>> START Given data

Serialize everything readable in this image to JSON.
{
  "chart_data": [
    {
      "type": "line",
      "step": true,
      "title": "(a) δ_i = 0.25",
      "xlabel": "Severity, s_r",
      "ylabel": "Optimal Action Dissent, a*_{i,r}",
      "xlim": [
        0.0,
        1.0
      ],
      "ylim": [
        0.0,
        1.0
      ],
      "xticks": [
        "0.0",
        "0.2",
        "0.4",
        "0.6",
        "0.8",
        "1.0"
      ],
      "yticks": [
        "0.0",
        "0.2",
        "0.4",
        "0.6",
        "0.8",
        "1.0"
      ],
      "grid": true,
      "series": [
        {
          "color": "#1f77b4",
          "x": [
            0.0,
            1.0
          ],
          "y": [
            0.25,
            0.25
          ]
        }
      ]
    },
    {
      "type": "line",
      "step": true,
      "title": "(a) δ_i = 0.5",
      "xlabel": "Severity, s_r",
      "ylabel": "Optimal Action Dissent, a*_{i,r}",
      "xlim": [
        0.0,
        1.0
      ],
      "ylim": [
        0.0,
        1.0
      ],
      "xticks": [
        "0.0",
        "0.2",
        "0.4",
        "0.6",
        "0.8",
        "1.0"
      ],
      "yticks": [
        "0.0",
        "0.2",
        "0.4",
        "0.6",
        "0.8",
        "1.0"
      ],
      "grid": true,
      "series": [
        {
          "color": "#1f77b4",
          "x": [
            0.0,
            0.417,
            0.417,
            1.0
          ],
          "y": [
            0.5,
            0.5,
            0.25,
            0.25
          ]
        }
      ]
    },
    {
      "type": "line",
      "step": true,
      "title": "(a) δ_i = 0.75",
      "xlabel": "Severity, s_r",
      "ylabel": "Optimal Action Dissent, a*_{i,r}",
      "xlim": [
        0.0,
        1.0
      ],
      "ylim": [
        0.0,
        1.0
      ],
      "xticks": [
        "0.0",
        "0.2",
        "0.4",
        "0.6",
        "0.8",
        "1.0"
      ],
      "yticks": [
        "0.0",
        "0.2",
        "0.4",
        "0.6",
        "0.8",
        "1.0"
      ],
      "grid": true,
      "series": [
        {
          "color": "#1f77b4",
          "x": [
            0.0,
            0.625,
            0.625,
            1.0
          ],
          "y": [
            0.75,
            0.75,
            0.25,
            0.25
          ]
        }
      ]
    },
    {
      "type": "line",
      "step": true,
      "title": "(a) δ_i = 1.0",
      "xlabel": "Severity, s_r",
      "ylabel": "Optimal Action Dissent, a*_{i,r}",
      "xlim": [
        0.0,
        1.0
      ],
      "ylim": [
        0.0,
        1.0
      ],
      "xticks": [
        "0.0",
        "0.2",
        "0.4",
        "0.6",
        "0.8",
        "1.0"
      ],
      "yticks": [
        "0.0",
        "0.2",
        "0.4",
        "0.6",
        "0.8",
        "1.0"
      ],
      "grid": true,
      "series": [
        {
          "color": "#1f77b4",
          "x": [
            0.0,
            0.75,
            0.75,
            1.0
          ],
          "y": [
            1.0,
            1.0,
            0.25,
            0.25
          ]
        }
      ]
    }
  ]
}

>> END Given data

Request>
Take the listing above and set it down exactly.

In response>
Serialize everything readable in this image to JSON.
{
  "chart_data": [
    {
      "type": "line",
      "step": true,
      "title": "(a) δ_i = 0.25",
      "xlabel": "Severity, s_r",
      "ylabel": "Optimal Action Dissent, a*_{i,r}",
      "xlim": [
        0.0,
        1.0
      ],
      "ylim": [
        0.0,
        1.0
      ],
      "xticks": [
        "0.0",
        "0.2",
        "0.4",
        "0.6",
        "0.8",
        "1.0"
      ],
      "yticks": [
        "0.0",
        "0.2",
        "0.4",
        "0.6",
        "0.8",
        "1.0"
      ],
      "grid": true,
      "series": [
        {
          "color": "#1f77b4",
          "x": [
            0.0,
            1.0
          ],
          "y": [
            0.25,
            0.25
          ]
        }
      ]
    },
    {
      "type": "line",
      "step": true,
      "title": "(a) δ_i = 0.5",
      "xlabel": "Severity, s_r",
      "ylabel": "Optimal Action Dissent, a*_{i,r}",
      "xlim": [
        0.0,
        1.0
      ],
      "ylim": [
        0.0,
        1.0
      ],
      "xticks": [
        "0.0",
        "0.2",
        "0.4",
        "0.6",
        "0.8",
        "1.0"
      ],
      "yticks": [
        "0.0",
        "0.2",
        "0.4",
        "0.6",
        "0.8",
        "1.0"
      ],
      "grid": true,
      "series": [
        {
          "color": "#1f77b4",
          "x": [
            0.0,
            0.417,
            0.417,
            1.0
          ],
          "y": [
            0.5,
            0.5,
            0.25,
            0.25
          ]
        }
      ]
    },
    {
      "type": "line",
      "step": true,
      "title": "(a) δ_i = 0.75",
      "xlabel": "Severity, s_r",
      "ylabel": "Optimal Action Dissent, a*_{i,r}",
      "xlim": [
        0.0,
        1.0
      ],
      "ylim": [
        0.0,
        1.0
      ],
      "xticks": [
        "0.0",
        "0.2",
        "0.4",
        "0.6",
        "0.8",
        "1.0"
      ],
      "yticks": [
        "0.0",
        "0.2",
        "0.4",
        "0.6",
        "0.8",
        "1.0"
      ],
      "grid": true,
      "series": [
        {
          "color": "#1f77b4",
          "x": [
            0.0,
            0.625,
            0.625,
            1.0
          ],
          "y": [
            0.75,
            0.75,
            0.25,
            0.25
          ]
        }
      ]
    },
    {
      "type": "line",
      "step": true,
      "title": "(a) δ_i = 1.0",
      "xlabel": "Severity, s_r",
      "ylabel": "Optimal Action Dissent, a*_{i,r}",
      "xlim": [
        0.0,
        1.0
      ],
      "ylim": [
        0.0,
        1.0
      ],
      "xticks": [
        "0.0",
        "0.2",
        "0.4",
        "0.6",
        "0.8",
        "1.0"
      ],
      "yticks": [
        "0.0",
        "0.2",
        "0.4",
        "0.6",
        "0.8",
        "1.0"
      ],
      "grid": true,
      "series": [
        {
          "color": "#1f77b4",
          "x": [
            0.0,
            0.75,
            0.75,
            1.0
          ],
          "y": [
            1.0,
            1.0,
            0.25,
            0.25
          ]
        }
      ]
    }
  ]
}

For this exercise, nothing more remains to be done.